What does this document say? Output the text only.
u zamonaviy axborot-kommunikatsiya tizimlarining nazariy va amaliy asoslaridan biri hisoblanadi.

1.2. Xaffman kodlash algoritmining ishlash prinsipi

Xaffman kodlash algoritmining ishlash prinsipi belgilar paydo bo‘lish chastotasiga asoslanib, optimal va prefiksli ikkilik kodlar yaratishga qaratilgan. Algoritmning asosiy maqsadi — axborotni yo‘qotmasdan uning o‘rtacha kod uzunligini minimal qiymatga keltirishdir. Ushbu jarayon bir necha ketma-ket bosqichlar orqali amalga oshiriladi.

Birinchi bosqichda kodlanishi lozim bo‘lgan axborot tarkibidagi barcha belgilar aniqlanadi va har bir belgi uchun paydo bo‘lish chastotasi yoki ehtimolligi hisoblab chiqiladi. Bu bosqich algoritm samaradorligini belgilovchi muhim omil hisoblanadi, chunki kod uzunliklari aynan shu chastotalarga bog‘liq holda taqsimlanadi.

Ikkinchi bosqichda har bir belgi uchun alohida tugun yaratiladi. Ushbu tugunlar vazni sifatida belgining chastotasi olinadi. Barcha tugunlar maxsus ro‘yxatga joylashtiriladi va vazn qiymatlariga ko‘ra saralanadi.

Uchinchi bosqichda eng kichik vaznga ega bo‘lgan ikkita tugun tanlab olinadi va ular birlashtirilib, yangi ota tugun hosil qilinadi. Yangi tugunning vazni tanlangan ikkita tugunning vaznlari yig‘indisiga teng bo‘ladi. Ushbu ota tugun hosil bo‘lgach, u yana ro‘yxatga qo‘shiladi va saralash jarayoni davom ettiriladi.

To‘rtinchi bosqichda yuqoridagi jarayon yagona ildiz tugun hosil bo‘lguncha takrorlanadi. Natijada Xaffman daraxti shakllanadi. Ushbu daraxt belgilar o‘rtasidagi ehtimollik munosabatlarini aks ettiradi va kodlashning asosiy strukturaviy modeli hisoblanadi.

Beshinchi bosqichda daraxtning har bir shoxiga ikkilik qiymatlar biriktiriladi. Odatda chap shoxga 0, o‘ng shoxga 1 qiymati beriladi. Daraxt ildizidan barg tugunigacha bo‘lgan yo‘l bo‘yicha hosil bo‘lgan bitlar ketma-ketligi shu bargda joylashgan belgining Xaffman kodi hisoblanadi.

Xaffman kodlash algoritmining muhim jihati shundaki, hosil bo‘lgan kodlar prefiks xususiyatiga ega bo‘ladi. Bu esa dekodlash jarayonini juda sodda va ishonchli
● ● ● ● ● ● ●
**EXERCISE AIM:**
Show the lines of the data that hold the word "algoritmining".

**RESPONSE BELOW:**
1.2. Xaffman kodlash algoritmining ishlash prinsipi
Xaffman kodlash algoritmining ishlash prinsipi belgilar paydo bo‘lish chastotasiga asoslanib, optimal va prefiksli ikkilik kodlar yaratishga qaratilgan. Algoritmning asosiy maqsadi — axborotni yo‘qotmasdan uning o‘rtacha kod uzunligini minimal qiymatga keltirishdir. Ushbu jarayon bir necha ketma-ket bosqichlar orqali amalga oshiriladi.
Xaffman kodlash algoritmining muhim jihati shundaki, hosil bo‘lgan kodlar prefiks xususiyatiga ega bo‘ladi. Bu esa dekodlash jarayonini juda sodda va ishonchli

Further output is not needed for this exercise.